What to produce
Each record below should appear again exactly as written.

::::::::

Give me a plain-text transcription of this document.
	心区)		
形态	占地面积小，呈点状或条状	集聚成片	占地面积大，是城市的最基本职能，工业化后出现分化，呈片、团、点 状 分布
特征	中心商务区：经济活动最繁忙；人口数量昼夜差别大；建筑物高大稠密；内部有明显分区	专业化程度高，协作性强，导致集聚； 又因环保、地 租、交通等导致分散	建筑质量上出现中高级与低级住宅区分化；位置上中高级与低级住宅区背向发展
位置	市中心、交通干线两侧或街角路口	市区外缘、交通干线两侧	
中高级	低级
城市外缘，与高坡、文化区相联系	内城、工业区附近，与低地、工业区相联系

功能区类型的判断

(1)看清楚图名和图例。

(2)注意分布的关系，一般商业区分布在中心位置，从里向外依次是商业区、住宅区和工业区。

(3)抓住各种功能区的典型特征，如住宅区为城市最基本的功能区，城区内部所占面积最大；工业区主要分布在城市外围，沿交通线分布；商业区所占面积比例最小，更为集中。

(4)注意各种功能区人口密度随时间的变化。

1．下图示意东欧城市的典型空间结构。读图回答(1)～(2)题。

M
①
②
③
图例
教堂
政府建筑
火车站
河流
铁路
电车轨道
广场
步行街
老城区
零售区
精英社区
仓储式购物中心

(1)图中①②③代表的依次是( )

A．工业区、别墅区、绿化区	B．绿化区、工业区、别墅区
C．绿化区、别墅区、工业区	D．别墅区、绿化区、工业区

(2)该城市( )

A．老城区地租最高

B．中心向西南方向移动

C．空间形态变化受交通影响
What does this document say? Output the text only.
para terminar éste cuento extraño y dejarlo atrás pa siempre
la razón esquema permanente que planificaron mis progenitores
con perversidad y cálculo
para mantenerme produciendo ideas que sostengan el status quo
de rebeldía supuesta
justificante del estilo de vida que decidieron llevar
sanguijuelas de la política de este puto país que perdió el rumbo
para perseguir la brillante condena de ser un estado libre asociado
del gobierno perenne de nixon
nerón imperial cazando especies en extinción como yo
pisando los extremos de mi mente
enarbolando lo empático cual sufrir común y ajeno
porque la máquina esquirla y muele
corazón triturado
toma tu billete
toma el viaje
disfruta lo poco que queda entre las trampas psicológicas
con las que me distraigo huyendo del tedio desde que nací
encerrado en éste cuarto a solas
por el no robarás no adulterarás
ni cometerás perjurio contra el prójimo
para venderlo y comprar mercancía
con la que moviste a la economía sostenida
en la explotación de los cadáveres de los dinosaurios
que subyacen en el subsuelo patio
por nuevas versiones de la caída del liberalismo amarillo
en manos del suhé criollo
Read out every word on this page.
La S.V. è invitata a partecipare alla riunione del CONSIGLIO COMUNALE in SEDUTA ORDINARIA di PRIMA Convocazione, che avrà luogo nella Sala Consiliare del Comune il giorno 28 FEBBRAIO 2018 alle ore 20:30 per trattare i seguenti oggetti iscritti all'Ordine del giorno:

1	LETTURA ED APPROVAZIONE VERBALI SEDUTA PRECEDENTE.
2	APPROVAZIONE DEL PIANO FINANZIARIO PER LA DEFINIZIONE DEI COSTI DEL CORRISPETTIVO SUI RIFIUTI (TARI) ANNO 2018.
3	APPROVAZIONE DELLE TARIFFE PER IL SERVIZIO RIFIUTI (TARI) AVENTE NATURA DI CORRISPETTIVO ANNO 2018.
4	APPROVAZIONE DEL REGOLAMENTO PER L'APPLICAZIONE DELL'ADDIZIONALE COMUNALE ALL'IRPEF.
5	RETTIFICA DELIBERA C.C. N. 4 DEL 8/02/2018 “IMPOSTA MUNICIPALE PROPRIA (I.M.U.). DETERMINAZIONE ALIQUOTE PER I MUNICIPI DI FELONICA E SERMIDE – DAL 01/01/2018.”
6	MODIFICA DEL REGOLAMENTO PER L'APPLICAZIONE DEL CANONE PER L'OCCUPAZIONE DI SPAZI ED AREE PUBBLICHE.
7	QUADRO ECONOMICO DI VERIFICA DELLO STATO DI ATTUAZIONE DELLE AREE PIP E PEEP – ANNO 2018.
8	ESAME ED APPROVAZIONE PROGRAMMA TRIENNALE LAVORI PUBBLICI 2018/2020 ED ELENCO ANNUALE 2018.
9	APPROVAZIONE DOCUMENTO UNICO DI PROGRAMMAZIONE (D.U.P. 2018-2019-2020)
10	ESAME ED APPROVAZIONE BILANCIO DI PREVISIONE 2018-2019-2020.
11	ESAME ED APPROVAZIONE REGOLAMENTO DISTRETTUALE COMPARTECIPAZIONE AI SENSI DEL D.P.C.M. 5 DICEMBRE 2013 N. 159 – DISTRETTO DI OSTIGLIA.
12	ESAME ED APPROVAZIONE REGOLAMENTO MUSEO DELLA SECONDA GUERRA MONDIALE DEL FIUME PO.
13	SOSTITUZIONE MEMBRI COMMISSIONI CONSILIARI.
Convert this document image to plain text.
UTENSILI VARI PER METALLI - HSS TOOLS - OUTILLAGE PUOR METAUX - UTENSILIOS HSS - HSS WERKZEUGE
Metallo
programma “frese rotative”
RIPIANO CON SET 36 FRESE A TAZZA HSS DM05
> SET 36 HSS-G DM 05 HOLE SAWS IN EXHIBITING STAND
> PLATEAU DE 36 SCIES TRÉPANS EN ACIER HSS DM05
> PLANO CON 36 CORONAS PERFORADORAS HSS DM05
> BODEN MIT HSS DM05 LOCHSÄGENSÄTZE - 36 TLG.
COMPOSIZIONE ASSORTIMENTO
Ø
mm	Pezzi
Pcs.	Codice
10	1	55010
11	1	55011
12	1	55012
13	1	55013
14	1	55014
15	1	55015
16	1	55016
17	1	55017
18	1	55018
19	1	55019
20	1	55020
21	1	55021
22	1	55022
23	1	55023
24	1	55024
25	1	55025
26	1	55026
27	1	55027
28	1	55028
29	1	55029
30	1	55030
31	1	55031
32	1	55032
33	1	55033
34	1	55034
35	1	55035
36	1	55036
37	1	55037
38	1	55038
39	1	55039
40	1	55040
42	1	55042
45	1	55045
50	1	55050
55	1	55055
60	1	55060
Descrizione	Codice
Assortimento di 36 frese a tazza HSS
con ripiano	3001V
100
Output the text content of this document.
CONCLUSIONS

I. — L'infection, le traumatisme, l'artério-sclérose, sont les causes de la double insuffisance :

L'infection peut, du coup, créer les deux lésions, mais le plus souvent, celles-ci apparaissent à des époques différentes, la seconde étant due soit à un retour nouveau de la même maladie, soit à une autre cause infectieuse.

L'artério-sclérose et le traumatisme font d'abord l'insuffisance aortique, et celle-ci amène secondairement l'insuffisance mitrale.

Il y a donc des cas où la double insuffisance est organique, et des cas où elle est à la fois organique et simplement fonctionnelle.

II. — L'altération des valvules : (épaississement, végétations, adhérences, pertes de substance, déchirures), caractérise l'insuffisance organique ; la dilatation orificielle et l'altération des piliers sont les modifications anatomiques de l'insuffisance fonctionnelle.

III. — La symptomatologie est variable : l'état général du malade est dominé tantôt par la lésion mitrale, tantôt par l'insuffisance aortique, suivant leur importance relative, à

::::::::

Final result
Give me a plain-text transcription of this document.
	心区)		
形态	占地面积小，呈点状或条状	集聚成片	占地面积大，是城市的最基本职能，工业化后出现分化，呈片、团、点 状 分布
特征	中心商务区：经济活动最繁忙；人口数量昼夜差别大；建筑物高大稠密；内部有明显分区	专业化程度高，协作性强，导致集聚； 又因环保、地 租、交通等导致分散	建筑质量上出现中高级与低级住宅区分化；位置上中高级与低级住宅区背向发展
位置	市中心、交通干线两侧或街角路口	市区外缘、交通干线两侧	
中高级	低级
城市外缘，与高坡、文化区相联系	内城、工业区附近，与低地、工业区相联系

功能区类型的判断

(1)看清楚图名和图例。

(2)注意分布的关系，一般商业区分布在中心位置，从里向外依次是商业区、住宅区和工业区。

(3)抓住各种功能区的典型特征，如住宅区为城市最基本的功能区，城区内部所占面积最大；工业区主要分布在城市外围，沿交通线分布；商业区所占面积比例最小，更为集中。

(4)注意各种功能区人口密度随时间的变化。

1．下图示意东欧城市的典型空间结构。读图回答(1)～(2)题。

M
①
②
③
图例
教堂
政府建筑
火车站
河流
铁路
电车轨道
广场
步行街
老城区
零售区
精英社区
仓储式购物中心

(1)图中①②③代表的依次是( )

A．工业区、别墅区、绿化区	B．绿化区、工业区、别墅区
C．绿化区、别墅区、工业区	D．别墅区、绿化区、工业区

(2)该城市( )

A．老城区地租最高

B．中心向西南方向移动

C．空间形态变化受交通影响
What does this document say? Output the text only.
para terminar éste cuento extraño y dejarlo atrás pa siempre
la razón esquema permanente que planificaron mis progenitores
con perversidad y cálculo
para mantenerme produciendo ideas que sostengan el status quo
de rebeldía supuesta
justificante del estilo de vida que decidieron llevar
sanguijuelas de la política de este puto país que perdió el rumbo
para perseguir la brillante condena de ser un estado libre asociado
del gobierno perenne de nixon
nerón imperial cazando especies en extinción como yo
pisando los extremos de mi mente
enarbolando lo empático cual sufrir común y ajeno
porque la máquina esquirla y muele
corazón triturado
toma tu billete
toma el viaje
disfruta lo poco que queda entre las trampas psicológicas
con las que me distraigo huyendo del tedio desde que nací
encerrado en éste cuarto a solas
por el no robarás no adulterarás
ni cometerás perjurio contra el prójimo
para venderlo y comprar mercancía
con la que moviste a la economía sostenida
en la explotación de los cadáveres de los dinosaurios
que subyacen en el subsuelo patio
por nuevas versiones de la caída del liberalismo amarillo
en manos del suhé criollo
Read out every word on this page.
La S.V. è invitata a partecipare alla riunione del CONSIGLIO COMUNALE in SEDUTA ORDINARIA di PRIMA Convocazione, che avrà luogo nella Sala Consiliare del Comune il giorno 28 FEBBRAIO 2018 alle ore 20:30 per trattare i seguenti oggetti iscritti all'Ordine del giorno:

1	LETTURA ED APPROVAZIONE VERBALI SEDUTA PRECEDENTE.
2	APPROVAZIONE DEL PIANO FINANZIARIO PER LA DEFINIZIONE DEI COSTI DEL CORRISPETTIVO SUI RIFIUTI (TARI) ANNO 2018.
3	APPROVAZIONE DELLE TARIFFE PER IL SERVIZIO RIFIUTI (TARI) AVENTE NATURA DI CORRISPETTIVO ANNO 2018.
4	APPROVAZIONE DEL REGOLAMENTO PER L'APPLICAZIONE DELL'ADDIZIONALE COMUNALE ALL'IRPEF.
5	RETTIFICA DELIBERA C.C. N. 4 DEL 8/02/2018 “IMPOSTA MUNICIPALE PROPRIA (I.M.U.). DETERMINAZIONE ALIQUOTE PER I MUNICIPI DI FELONICA E SERMIDE – DAL 01/01/2018.”
6	MODIFICA DEL REGOLAMENTO PER L'APPLICAZIONE DEL CANONE PER L'OCCUPAZIONE DI SPAZI ED AREE PUBBLICHE.
7	QUADRO ECONOMICO DI VERIFICA DELLO STATO DI ATTUAZIONE DELLE AREE PIP E PEEP – ANNO 2018.
8	ESAME ED APPROVAZIONE PROGRAMMA TRIENNALE LAVORI PUBBLICI 2018/2020 ED ELENCO ANNUALE 2018.
9	APPROVAZIONE DOCUMENTO UNICO DI PROGRAMMAZIONE (D.U.P. 2018-2019-2020)
10	ESAME ED APPROVAZIONE BILANCIO DI PREVISIONE 2018-2019-2020.
11	ESAME ED APPROVAZIONE REGOLAMENTO DISTRETTUALE COMPARTECIPAZIONE AI SENSI DEL D.P.C.M. 5 DICEMBRE 2013 N. 159 – DISTRETTO DI OSTIGLIA.
12	ESAME ED APPROVAZIONE REGOLAMENTO MUSEO DELLA SECONDA GUERRA MONDIALE DEL FIUME PO.
13	SOSTITUZIONE MEMBRI COMMISSIONI CONSILIARI.
Convert this document image to plain text.
UTENSILI VARI PER METALLI - HSS TOOLS - OUTILLAGE PUOR METAUX - UTENSILIOS HSS - HSS WERKZEUGE
Metallo
programma “frese rotative”
RIPIANO CON SET 36 FRESE A TAZZA HSS DM05
> SET 36 HSS-G DM 05 HOLE SAWS IN EXHIBITING STAND
> PLATEAU DE 36 SCIES TRÉPANS EN ACIER HSS DM05
> PLANO CON 36 CORONAS PERFORADORAS HSS DM05
> BODEN MIT HSS DM05 LOCHSÄGENSÄTZE - 36 TLG.
COMPOSIZIONE ASSORTIMENTO
Ø
mm	Pezzi
Pcs.	Codice
10	1	55010
11	1	55011
12	1	55012
13	1	55013
14	1	55014
15	1	55015
16	1	55016
17	1	55017
18	1	55018
19	1	55019
20	1	55020
21	1	55021
22	1	55022
23	1	55023
24	1	55024
25	1	55025
26	1	55026
27	1	55027
28	1	55028
29	1	55029
30	1	55030
31	1	55031
32	1	55032
33	1	55033
34	1	55034
35	1	55035
36	1	55036
37	1	55037
38	1	55038
39	1	55039
40	1	55040
42	1	55042
45	1	55045
50	1	55050
55	1	55055
60	1	55060
Descrizione	Codice
Assortimento di 36 frese a tazza HSS
con ripiano	3001V
100
Output the text content of this document.
CONCLUSIONS

I. — L'infection, le traumatisme, l'artério-sclérose, sont les causes de la double insuffisance :

L'infection peut, du coup, créer les deux lésions, mais le plus souvent, celles-ci apparaissent à des époques différentes, la seconde étant due soit à un retour nouveau de la même maladie, soit à une autre cause infectieuse.

L'artério-sclérose et le traumatisme font d'abord l'insuffisance aortique, et celle-ci amène secondairement l'insuffisance mitrale.

Il y a donc des cas où la double insuffisance est organique, et des cas où elle est à la fois organique et simplement fonctionnelle.

II. — L'altération des valvules : (épaississement, végétations, adhérences, pertes de substance, déchirures), caractérise l'insuffisance organique ; la dilatation orificielle et l'altération des piliers sont les modifications anatomiques de l'insuffisance fonctionnelle.

III. — La symptomatologie est variable : l'état général du malade est dominé tantôt par la lésion mitrale, tantôt par l'insuffisance aortique, suivant leur importance relative, à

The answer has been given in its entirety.